* _Task details_
Copy each line below in which the word "Canal" occurs.

* _Data excerpts_
>>>

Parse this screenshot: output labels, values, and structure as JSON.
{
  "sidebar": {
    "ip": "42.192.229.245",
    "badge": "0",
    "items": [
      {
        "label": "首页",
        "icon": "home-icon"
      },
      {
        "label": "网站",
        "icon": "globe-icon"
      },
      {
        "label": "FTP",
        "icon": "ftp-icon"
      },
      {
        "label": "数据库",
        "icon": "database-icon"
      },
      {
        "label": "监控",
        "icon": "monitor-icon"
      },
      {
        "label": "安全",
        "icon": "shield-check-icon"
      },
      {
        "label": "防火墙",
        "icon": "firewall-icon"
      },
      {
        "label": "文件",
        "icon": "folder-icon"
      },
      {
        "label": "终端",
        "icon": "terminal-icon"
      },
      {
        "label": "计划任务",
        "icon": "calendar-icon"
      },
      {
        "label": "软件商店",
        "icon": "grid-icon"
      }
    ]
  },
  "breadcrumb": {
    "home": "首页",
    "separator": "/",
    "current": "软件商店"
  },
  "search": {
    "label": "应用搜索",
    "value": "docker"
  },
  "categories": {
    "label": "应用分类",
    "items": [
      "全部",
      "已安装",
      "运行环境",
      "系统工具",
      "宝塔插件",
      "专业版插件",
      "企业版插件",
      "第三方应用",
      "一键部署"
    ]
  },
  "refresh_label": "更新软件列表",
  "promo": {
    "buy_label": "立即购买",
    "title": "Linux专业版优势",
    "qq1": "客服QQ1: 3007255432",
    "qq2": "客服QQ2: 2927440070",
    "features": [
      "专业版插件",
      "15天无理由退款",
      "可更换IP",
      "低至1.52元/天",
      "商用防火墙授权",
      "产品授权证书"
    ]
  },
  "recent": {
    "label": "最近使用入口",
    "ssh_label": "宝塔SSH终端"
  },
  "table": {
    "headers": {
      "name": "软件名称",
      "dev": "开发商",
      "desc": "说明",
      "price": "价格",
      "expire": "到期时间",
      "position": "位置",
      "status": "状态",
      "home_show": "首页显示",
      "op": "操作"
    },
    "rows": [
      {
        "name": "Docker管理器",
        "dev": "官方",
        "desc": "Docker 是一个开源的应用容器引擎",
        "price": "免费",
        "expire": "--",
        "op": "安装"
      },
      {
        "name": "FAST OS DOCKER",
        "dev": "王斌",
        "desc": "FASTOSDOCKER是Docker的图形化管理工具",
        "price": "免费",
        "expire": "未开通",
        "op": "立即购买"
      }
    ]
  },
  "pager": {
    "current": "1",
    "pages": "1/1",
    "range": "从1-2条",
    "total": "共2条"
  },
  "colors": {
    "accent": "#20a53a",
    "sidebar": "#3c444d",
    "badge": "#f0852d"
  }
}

<<<
>>>

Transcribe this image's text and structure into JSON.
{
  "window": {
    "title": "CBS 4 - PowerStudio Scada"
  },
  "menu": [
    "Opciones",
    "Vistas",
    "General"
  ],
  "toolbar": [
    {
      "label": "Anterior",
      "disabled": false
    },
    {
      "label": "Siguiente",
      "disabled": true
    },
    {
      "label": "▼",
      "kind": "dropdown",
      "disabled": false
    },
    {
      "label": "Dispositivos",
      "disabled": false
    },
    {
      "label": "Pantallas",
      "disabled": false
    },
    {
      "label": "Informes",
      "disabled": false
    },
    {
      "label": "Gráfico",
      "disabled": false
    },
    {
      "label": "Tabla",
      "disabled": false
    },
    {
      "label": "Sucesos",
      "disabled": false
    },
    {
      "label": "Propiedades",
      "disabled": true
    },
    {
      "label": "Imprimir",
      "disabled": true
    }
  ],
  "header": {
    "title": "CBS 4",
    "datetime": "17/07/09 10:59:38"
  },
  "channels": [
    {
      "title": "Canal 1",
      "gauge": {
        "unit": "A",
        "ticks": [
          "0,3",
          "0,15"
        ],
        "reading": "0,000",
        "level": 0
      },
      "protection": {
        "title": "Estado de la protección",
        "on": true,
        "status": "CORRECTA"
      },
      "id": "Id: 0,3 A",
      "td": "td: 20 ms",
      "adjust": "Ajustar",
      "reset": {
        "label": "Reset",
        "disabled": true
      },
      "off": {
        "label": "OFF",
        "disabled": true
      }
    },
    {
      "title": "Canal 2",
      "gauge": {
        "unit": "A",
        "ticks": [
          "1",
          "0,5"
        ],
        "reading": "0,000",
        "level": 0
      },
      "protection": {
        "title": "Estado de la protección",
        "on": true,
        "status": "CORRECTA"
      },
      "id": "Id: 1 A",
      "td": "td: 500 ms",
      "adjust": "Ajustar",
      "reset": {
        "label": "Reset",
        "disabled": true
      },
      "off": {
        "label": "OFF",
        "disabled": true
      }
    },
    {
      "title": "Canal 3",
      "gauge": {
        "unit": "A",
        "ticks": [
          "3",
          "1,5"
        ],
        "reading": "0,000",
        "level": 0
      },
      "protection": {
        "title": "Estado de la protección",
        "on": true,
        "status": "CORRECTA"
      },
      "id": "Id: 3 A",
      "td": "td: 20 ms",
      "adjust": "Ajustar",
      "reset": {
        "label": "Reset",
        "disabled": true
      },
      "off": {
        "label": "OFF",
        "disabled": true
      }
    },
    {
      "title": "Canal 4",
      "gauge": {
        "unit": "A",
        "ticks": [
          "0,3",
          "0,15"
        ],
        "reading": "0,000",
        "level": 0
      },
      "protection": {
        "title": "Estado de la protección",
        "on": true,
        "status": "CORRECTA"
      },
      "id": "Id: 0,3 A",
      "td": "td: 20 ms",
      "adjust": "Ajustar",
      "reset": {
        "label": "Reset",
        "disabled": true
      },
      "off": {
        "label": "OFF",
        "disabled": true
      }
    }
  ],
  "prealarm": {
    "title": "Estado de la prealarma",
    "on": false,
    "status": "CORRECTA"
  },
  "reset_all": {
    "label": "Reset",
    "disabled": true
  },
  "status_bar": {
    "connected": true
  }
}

<<<

* _Answer below_
      "title": "Canal 1",
      "title": "Canal 2",
      "title": "Canal 3",
      "title": "Canal 4",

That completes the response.